Given problem :: Every line from the line containing "OCR this image." through the final line below is to be repeated exactly; no other line is.

** begin **

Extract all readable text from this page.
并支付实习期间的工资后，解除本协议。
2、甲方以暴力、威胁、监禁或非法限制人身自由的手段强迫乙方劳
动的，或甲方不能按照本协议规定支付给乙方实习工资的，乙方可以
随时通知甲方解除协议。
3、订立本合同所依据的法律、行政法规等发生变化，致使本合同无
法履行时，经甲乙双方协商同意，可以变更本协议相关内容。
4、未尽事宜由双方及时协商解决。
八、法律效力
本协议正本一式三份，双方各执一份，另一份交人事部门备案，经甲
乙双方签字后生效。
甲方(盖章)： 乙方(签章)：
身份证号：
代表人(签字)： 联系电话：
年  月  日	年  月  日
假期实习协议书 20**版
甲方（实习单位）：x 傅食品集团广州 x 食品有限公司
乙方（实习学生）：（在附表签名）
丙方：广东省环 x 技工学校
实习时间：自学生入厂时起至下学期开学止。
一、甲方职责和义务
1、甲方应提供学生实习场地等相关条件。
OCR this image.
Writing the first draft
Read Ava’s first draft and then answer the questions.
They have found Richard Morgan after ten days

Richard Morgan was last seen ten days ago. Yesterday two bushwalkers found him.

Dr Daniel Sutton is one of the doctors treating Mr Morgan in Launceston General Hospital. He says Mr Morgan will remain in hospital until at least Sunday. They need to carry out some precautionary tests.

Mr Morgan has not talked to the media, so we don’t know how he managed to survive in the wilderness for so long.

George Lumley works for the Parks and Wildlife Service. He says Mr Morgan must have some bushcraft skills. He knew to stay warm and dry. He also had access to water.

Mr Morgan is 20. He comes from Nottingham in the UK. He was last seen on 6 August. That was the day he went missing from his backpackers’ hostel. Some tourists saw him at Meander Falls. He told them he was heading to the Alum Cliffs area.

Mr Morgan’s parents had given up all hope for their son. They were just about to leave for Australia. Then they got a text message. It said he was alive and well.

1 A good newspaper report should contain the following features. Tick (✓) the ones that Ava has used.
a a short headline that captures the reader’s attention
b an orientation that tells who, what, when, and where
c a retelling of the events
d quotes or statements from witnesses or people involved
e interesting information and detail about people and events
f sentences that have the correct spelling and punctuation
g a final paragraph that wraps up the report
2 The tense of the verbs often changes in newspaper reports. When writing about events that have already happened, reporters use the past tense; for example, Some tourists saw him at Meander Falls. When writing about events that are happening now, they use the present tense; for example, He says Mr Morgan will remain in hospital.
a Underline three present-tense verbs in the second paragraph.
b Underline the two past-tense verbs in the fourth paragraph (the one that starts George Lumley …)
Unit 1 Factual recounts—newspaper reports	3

** end **

Response below ::
OCR this image.
Writing the first draft
Read Ava’s first draft and then answer the questions.
They have found Richard Morgan after ten days

Richard Morgan was last seen ten days ago. Yesterday two bushwalkers found him.

Dr Daniel Sutton is one of the doctors treating Mr Morgan in Launceston General Hospital. He says Mr Morgan will remain in hospital until at least Sunday. They need to carry out some precautionary tests.

Mr Morgan has not talked to the media, so we don’t know how he managed to survive in the wilderness for so long.

George Lumley works for the Parks and Wildlife Service. He says Mr Morgan must have some bushcraft skills. He knew to stay warm and dry. He also had access to water.

Mr Morgan is 20. He comes from Nottingham in the UK. He was last seen on 6 August. That was the day he went missing from his backpackers’ hostel. Some tourists saw him at Meander Falls. He told them he was heading to the Alum Cliffs area.

Mr Morgan’s parents had given up all hope for their son. They were just about to leave for Australia. Then they got a text message. It said he was alive and well.

1 A good newspaper report should contain the following features. Tick (✓) the ones that Ava has used.
a a short headline that captures the reader’s attention
b an orientation that tells who, what, when, and where
c a retelling of the events
d quotes or statements from witnesses or people involved
e interesting information and detail about people and events
f sentences that have the correct spelling and punctuation
g a final paragraph that wraps up the report
2 The tense of the verbs often changes in newspaper reports. When writing about events that have already happened, reporters use the past tense; for example, Some tourists saw him at Meander Falls. When writing about events that are happening now, they use the present tense; for example, He says Mr Morgan will remain in hospital.
a Underline three present-tense verbs in the second paragraph.
b Underline the two past-tense verbs in the fourth paragraph (the one that starts George Lumley …)
Unit 1 Factual recounts—newspaper reports	3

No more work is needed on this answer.